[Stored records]
-- -- --
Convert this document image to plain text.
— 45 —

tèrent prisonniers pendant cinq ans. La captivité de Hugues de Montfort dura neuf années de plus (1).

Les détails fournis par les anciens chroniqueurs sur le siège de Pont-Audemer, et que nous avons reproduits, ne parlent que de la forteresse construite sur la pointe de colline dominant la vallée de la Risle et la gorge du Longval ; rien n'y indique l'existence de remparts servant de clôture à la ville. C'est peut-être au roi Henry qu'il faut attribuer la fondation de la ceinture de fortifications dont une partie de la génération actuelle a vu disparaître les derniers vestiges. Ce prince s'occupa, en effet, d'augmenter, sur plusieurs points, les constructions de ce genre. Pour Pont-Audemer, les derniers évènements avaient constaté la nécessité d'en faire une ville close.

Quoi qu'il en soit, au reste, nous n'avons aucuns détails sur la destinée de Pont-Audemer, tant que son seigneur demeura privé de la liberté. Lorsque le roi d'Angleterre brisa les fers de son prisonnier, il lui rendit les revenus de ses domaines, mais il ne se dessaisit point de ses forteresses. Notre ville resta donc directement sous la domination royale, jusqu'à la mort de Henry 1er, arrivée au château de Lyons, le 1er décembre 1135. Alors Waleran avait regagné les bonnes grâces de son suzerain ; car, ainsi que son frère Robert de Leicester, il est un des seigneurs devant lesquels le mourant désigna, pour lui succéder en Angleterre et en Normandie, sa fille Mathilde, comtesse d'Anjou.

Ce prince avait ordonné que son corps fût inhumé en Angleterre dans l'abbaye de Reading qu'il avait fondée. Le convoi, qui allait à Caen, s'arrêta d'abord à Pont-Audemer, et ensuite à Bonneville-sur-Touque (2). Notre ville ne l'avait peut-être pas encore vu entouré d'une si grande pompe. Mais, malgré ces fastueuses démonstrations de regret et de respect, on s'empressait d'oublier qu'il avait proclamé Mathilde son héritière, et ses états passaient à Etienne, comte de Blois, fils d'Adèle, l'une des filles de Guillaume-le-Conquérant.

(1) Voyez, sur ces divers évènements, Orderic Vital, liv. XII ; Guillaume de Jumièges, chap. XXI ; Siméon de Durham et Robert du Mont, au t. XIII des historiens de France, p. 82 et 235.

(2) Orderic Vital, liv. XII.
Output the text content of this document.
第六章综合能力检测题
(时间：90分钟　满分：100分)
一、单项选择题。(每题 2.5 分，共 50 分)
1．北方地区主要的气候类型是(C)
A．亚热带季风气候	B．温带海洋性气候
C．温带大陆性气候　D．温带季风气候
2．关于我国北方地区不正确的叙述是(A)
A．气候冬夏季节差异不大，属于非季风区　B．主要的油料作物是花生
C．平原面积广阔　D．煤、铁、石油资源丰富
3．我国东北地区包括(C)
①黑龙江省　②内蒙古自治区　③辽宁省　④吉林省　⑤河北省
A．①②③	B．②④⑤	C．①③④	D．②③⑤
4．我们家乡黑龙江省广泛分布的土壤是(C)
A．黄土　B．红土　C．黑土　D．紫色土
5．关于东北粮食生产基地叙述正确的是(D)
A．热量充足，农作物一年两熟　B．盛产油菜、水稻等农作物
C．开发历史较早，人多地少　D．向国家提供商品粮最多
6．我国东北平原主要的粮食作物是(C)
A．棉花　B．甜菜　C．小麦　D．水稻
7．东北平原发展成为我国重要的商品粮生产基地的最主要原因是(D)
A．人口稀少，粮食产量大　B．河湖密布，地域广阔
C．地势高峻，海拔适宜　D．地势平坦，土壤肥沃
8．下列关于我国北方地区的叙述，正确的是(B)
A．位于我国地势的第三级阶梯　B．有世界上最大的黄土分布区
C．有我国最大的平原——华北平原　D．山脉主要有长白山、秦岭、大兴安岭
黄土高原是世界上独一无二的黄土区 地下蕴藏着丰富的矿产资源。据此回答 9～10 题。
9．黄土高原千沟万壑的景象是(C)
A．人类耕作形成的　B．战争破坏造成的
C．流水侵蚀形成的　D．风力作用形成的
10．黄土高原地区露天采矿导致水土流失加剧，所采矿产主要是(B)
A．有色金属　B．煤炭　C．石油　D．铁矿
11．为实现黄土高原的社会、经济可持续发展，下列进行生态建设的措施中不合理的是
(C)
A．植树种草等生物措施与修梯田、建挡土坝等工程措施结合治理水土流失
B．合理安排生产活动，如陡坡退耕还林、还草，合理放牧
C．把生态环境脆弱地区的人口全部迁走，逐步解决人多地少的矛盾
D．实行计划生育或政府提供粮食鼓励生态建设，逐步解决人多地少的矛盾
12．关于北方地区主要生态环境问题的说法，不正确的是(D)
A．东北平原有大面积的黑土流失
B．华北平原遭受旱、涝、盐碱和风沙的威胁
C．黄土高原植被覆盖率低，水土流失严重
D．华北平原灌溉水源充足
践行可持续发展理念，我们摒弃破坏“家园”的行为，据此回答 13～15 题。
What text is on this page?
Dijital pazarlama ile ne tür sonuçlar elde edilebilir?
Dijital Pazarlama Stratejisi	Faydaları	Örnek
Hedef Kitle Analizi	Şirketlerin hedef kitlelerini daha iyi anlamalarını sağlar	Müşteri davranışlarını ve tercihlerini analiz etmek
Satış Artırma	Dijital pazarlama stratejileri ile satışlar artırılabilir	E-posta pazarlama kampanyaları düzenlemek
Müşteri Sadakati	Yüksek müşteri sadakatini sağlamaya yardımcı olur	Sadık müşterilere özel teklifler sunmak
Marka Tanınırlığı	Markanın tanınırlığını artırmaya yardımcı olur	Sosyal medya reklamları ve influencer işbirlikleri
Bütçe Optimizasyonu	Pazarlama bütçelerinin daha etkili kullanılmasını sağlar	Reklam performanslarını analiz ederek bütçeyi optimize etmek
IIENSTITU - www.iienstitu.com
-- -- --
Every line from the one containing "What text is on this page?" through the last line must be copied exactly; leave out the rest.

What text is on this page?
Dijital pazarlama ile ne tür sonuçlar elde edilebilir?
Dijital Pazarlama Stratejisi	Faydaları	Örnek
Hedef Kitle Analizi	Şirketlerin hedef kitlelerini daha iyi anlamalarını sağlar	Müşteri davranışlarını ve tercihlerini analiz etmek
Satış Artırma	Dijital pazarlama stratejileri ile satışlar artırılabilir	E-posta pazarlama kampanyaları düzenlemek
Müşteri Sadakati	Yüksek müşteri sadakatini sağlamaya yardımcı olur	Sadık müşterilere özel teklifler sunmak
Marka Tanınırlığı	Markanın tanınırlığını artırmaya yardımcı olur	Sosyal medya reklamları ve influencer işbirlikleri
Bütçe Optimizasyonu	Pazarlama bütçelerinin daha etkili kullanılmasını sağlar	Reklam performanslarını analiz ederek bütçeyi optimize etmek
IIENSTITU - www.iienstitu.com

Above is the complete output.